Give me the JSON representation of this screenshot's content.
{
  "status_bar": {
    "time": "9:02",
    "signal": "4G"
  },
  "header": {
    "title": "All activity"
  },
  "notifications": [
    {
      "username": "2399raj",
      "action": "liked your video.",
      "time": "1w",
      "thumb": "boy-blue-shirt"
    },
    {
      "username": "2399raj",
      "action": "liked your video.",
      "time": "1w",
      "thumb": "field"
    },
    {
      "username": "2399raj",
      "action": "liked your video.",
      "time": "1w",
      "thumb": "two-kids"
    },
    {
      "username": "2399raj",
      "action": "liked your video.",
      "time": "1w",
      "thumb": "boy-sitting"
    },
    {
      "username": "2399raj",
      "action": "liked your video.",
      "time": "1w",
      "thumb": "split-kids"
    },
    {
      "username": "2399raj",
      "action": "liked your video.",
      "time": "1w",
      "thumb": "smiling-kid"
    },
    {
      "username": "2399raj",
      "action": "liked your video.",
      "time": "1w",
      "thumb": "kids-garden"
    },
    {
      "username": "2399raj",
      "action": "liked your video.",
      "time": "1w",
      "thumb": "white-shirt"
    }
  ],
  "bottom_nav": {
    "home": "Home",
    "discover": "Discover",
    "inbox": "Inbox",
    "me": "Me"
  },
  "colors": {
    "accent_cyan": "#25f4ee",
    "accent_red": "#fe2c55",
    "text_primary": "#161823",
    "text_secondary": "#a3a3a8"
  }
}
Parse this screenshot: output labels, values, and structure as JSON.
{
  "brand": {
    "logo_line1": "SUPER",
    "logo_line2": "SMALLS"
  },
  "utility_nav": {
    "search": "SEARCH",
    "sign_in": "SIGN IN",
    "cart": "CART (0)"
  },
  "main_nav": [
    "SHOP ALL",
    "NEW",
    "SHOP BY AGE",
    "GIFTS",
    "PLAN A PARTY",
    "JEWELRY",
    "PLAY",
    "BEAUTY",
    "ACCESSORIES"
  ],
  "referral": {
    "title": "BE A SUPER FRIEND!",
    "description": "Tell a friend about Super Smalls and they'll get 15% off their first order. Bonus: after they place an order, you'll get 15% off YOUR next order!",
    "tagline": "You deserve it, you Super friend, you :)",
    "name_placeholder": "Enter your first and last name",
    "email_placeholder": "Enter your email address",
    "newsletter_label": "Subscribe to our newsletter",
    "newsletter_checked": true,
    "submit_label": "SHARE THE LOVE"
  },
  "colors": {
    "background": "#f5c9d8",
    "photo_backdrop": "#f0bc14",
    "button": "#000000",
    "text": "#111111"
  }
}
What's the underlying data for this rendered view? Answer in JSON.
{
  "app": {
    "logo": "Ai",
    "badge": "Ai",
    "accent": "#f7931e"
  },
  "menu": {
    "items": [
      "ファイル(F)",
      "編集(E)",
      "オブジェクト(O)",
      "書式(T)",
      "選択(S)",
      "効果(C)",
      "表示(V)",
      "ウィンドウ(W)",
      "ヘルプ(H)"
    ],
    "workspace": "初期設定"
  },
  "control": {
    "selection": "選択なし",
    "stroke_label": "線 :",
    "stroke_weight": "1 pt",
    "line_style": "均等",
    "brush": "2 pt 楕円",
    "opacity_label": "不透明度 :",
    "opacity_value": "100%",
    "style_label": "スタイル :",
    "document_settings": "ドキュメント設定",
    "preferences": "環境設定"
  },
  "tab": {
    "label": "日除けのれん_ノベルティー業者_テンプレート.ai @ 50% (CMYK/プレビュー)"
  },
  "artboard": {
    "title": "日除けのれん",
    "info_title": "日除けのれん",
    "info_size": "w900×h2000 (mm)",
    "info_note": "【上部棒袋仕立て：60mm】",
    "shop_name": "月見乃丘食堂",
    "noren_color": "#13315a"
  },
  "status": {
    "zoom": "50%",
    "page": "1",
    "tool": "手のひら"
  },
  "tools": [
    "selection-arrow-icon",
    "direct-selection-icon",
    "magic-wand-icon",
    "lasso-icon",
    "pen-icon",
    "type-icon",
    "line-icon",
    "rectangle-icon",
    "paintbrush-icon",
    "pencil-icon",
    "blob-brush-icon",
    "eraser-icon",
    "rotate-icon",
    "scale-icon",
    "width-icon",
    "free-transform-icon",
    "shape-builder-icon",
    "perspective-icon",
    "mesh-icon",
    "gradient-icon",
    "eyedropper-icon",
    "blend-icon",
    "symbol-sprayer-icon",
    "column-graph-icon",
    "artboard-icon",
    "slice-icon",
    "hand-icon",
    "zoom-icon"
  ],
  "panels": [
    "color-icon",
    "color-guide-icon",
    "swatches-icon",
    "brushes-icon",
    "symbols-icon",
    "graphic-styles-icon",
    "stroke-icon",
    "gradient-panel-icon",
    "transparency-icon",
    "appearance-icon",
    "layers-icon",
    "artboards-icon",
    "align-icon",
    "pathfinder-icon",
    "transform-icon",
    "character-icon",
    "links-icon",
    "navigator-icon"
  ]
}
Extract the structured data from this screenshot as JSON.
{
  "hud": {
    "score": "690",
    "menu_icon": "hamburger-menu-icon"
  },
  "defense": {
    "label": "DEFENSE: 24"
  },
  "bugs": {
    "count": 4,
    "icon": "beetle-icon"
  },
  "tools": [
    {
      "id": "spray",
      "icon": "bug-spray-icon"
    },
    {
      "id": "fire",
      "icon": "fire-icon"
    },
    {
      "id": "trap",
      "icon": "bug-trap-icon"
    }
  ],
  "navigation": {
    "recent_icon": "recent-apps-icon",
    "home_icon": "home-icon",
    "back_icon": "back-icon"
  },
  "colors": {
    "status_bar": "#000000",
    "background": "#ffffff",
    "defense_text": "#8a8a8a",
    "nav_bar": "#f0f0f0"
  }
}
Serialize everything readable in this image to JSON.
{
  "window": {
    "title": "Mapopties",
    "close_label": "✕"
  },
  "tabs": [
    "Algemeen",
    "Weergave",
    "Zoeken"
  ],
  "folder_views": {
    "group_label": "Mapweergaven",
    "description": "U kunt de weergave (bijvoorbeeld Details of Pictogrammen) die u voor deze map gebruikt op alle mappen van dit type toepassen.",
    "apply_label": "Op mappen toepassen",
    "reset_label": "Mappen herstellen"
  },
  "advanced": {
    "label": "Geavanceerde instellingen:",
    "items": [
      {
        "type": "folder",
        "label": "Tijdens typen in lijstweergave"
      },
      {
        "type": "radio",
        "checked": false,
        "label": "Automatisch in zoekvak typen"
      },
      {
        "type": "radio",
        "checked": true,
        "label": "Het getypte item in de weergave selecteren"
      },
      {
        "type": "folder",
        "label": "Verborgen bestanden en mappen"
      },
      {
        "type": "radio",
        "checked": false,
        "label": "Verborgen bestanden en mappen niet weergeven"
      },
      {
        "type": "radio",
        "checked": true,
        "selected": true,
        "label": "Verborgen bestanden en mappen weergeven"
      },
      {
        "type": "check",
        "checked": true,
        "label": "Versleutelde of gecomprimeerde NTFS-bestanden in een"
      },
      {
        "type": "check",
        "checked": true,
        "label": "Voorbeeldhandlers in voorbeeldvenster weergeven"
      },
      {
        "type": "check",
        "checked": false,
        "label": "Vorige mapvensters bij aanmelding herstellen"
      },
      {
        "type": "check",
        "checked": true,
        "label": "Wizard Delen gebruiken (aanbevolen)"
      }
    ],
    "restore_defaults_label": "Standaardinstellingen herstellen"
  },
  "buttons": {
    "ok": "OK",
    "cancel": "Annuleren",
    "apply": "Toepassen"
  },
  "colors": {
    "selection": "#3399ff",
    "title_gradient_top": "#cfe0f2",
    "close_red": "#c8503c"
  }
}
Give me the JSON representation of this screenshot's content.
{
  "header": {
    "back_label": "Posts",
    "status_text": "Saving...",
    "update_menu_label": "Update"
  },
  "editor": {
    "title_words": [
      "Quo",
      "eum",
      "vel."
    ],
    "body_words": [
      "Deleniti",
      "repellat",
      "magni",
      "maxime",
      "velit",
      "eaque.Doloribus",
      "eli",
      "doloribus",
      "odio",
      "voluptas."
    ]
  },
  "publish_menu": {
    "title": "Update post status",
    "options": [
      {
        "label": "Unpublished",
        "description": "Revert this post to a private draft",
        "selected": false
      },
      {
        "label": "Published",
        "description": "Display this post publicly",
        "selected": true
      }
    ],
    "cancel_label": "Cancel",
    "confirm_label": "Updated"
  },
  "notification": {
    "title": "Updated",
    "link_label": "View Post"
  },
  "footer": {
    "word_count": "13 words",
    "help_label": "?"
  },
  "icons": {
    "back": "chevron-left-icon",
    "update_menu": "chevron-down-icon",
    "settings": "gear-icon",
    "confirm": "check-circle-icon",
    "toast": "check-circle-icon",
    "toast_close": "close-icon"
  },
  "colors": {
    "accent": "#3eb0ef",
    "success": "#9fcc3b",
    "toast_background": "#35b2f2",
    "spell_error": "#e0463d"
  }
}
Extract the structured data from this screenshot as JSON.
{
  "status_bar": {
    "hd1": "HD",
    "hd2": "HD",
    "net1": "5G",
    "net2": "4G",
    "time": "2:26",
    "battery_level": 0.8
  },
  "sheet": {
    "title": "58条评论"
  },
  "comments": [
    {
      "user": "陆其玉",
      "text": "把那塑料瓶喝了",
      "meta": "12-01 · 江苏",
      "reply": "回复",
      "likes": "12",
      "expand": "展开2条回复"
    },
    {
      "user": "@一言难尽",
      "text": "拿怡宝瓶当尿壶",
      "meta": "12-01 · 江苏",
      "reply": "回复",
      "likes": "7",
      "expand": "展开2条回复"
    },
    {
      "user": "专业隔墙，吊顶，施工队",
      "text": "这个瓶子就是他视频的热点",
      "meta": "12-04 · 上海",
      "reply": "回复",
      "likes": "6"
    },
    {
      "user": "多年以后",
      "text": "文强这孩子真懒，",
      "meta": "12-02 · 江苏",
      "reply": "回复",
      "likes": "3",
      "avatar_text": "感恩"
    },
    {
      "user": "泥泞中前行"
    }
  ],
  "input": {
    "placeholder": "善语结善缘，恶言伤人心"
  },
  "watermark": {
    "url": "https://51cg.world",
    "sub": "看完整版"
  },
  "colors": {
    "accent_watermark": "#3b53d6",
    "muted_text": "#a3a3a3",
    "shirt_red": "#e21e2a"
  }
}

▸ AIM: Show the lines of the records that contain the word "this".

▸ THE ANSWER:
Give me the JSON representation of this screenshot's content.
Parse this screenshot: output labels, values, and structure as JSON.
What's the underlying data for this rendered view? Answer in JSON.
Extract the structured data from this screenshot as JSON.
Serialize everything readable in this image to JSON.
Give me the JSON representation of this screenshot's content.
        "description": "Revert this post to a private draft",
        "description": "Display this post publicly",
Extract the structured data from this screenshot as JSON.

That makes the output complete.